● Work to do
Emit a verbatim copy of the lines running from the line with "Read out every word on this page." through the end of the material below.

[Dataset records]
========

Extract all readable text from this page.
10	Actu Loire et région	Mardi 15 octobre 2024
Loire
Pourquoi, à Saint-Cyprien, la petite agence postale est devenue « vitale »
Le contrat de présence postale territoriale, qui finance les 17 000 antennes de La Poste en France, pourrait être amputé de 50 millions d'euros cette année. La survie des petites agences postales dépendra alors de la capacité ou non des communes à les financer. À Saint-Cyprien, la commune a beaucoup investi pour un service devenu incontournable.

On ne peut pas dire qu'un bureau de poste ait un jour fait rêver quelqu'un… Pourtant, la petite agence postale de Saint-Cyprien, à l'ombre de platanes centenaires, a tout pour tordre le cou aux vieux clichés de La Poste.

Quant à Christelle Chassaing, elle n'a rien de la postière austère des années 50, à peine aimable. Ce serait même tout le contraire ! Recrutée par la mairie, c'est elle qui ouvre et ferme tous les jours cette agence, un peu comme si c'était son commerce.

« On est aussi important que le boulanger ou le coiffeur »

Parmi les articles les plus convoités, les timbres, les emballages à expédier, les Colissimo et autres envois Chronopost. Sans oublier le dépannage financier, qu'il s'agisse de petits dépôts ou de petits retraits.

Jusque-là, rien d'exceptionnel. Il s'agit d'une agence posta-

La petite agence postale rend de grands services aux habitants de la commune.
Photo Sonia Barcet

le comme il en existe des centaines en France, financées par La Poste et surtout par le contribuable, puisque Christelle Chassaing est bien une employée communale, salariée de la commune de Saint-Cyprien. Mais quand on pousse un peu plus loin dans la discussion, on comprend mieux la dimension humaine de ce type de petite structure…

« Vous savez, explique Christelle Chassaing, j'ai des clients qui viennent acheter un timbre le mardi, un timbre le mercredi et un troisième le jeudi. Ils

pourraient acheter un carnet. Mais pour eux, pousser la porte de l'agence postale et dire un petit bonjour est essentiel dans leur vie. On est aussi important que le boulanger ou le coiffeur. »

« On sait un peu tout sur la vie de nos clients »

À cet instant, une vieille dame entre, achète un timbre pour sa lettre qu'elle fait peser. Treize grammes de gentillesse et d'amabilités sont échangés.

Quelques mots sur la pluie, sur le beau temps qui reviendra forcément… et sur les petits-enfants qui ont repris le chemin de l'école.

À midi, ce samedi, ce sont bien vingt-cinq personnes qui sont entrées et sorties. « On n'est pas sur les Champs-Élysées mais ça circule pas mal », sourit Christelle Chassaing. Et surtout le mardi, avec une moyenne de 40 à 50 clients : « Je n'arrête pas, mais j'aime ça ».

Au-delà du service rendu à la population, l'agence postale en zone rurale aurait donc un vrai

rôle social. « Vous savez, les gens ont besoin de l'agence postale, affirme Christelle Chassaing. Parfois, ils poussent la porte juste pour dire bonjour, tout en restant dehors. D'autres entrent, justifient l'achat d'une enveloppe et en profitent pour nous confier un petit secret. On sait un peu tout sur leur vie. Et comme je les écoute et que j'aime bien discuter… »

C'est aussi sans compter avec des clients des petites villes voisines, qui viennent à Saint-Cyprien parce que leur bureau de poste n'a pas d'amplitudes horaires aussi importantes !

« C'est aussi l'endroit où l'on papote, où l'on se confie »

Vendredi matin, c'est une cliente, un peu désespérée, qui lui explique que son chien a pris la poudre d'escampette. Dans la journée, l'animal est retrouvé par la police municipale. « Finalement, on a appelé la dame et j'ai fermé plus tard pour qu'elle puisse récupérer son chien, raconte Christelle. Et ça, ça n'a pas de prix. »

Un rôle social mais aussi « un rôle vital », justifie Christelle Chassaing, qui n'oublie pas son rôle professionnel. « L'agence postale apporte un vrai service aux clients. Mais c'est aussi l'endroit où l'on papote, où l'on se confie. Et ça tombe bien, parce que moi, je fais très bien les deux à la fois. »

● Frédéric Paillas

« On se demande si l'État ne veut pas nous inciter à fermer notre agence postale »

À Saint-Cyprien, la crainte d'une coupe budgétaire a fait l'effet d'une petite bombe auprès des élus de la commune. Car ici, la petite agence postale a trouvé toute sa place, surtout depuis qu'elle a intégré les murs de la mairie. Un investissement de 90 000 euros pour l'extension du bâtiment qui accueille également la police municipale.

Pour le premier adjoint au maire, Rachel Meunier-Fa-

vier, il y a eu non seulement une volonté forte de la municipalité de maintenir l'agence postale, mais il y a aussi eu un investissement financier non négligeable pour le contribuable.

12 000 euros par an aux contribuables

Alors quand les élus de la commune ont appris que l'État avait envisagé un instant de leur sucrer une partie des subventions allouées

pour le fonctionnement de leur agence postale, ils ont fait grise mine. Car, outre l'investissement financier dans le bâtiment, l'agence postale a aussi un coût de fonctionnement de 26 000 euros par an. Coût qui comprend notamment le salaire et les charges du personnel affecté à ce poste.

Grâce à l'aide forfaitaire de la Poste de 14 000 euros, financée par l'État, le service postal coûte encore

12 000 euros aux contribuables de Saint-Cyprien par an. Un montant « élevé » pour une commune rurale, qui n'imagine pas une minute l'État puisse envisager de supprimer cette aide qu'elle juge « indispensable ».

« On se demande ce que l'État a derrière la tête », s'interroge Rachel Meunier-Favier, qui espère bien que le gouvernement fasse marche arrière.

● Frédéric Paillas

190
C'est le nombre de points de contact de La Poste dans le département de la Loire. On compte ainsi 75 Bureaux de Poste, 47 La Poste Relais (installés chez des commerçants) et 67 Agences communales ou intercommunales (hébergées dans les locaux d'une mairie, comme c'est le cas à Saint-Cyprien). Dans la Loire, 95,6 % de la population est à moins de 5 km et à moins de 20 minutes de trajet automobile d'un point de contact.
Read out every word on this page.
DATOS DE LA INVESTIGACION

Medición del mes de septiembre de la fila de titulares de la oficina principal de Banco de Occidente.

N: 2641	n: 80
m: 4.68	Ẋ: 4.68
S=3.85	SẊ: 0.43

========

● Exercise response
Read out every word on this page.
DATOS DE LA INVESTIGACION

Medición del mes de septiembre de la fila de titulares de la oficina principal de Banco de Occidente.

N: 2641	n: 80
m: 4.68	Ẋ: 4.68
S=3.85	SẊ: 0.43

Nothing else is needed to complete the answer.